▶ **Set problem**
Would you output the whole listing below, exactly as it reads?
◆ ◆ ◆ ◆
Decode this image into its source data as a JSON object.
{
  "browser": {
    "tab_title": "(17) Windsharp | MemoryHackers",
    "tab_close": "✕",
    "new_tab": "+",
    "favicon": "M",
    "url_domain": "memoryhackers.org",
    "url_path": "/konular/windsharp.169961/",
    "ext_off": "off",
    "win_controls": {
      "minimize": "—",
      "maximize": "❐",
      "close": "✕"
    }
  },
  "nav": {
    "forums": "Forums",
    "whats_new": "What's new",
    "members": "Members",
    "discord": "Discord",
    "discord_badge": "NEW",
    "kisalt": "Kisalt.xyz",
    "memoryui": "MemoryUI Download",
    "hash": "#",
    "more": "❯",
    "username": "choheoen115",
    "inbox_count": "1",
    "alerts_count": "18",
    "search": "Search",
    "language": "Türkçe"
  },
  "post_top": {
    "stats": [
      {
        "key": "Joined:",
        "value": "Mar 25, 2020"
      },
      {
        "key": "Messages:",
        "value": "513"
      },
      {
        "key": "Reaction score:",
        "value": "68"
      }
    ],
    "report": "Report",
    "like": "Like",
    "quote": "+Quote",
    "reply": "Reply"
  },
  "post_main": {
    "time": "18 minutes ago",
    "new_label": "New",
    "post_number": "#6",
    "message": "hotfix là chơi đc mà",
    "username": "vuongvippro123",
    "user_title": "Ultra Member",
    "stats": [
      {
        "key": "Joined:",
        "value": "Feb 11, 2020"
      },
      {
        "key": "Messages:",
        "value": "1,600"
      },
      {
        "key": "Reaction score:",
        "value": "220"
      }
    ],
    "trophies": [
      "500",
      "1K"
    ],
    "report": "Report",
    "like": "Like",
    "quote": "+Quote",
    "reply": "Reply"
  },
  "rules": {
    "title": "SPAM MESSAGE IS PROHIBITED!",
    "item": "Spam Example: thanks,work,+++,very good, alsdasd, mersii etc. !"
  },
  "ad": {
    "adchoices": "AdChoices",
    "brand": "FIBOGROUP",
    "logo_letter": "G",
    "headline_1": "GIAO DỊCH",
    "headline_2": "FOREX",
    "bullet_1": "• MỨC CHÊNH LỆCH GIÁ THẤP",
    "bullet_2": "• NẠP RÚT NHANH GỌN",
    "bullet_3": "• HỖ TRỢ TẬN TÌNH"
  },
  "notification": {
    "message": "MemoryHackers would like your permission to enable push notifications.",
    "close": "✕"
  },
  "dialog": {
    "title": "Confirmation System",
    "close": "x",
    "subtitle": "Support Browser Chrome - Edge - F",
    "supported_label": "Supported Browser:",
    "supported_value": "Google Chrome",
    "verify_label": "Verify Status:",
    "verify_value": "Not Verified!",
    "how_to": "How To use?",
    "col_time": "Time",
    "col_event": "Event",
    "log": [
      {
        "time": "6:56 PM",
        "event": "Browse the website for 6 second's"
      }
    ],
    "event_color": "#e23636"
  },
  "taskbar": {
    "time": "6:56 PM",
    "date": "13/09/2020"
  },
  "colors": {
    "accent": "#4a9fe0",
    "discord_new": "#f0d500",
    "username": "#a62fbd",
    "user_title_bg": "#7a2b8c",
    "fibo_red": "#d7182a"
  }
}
◆ ◆ ◆ ◆
▶ **Response**
Decode this image into its source data as a JSON object.
{
  "browser": {
    "tab_title": "(17) Windsharp | MemoryHackers",
    "tab_close": "✕",
    "new_tab": "+",
    "favicon": "M",
    "url_domain": "memoryhackers.org",
    "url_path": "/konular/windsharp.169961/",
    "ext_off": "off",
    "win_controls": {
      "minimize": "—",
      "maximize": "❐",
      "close": "✕"
    }
  },
  "nav": {
    "forums": "Forums",
    "whats_new": "What's new",
    "members": "Members",
    "discord": "Discord",
    "discord_badge": "NEW",
    "kisalt": "Kisalt.xyz",
    "memoryui": "MemoryUI Download",
    "hash": "#",
    "more": "❯",
    "username": "choheoen115",
    "inbox_count": "1",
    "alerts_count": "18",
    "search": "Search",
    "language": "Türkçe"
  },
  "post_top": {
    "stats": [
      {
        "key": "Joined:",
        "value": "Mar 25, 2020"
      },
      {
        "key": "Messages:",
        "value": "513"
      },
      {
        "key": "Reaction score:",
        "value": "68"
      }
    ],
    "report": "Report",
    "like": "Like",
    "quote": "+Quote",
    "reply": "Reply"
  },
  "post_main": {
    "time": "18 minutes ago",
    "new_label": "New",
    "post_number": "#6",
    "message": "hotfix là chơi đc mà",
    "username": "vuongvippro123",
    "user_title": "Ultra Member",
    "stats": [
      {
        "key": "Joined:",
        "value": "Feb 11, 2020"
      },
      {
        "key": "Messages:",
        "value": "1,600"
      },
      {
        "key": "Reaction score:",
        "value": "220"
      }
    ],
    "trophies": [
      "500",
      "1K"
    ],
    "report": "Report",
    "like": "Like",
    "quote": "+Quote",
    "reply": "Reply"
  },
  "rules": {
    "title": "SPAM MESSAGE IS PROHIBITED!",
    "item": "Spam Example: thanks,work,+++,very good, alsdasd, mersii etc. !"
  },
  "ad": {
    "adchoices": "AdChoices",
    "brand": "FIBOGROUP",
    "logo_letter": "G",
    "headline_1": "GIAO DỊCH",
    "headline_2": "FOREX",
    "bullet_1": "• MỨC CHÊNH LỆCH GIÁ THẤP",
    "bullet_2": "• NẠP RÚT NHANH GỌN",
    "bullet_3": "• HỖ TRỢ TẬN TÌNH"
  },
  "notification": {
    "message": "MemoryHackers would like your permission to enable push notifications.",
    "close": "✕"
  },
  "dialog": {
    "title": "Confirmation System",
    "close": "x",
    "subtitle": "Support Browser Chrome - Edge - F",
    "supported_label": "Supported Browser:",
    "supported_value": "Google Chrome",
    "verify_label": "Verify Status:",
    "verify_value": "Not Verified!",
    "how_to": "How To use?",
    "col_time": "Time",
    "col_event": "Event",
    "log": [
      {
        "time": "6:56 PM",
        "event": "Browse the website for 6 second's"
      }
    ],
    "event_color": "#e23636"
  },
  "taskbar": {
    "time": "6:56 PM",
    "date": "13/09/2020"
  },
  "colors": {
    "accent": "#4a9fe0",
    "discord_new": "#f0d500",
    "username": "#a62fbd",
    "user_title_bg": "#7a2b8c",
    "fibo_red": "#d7182a"
  }
}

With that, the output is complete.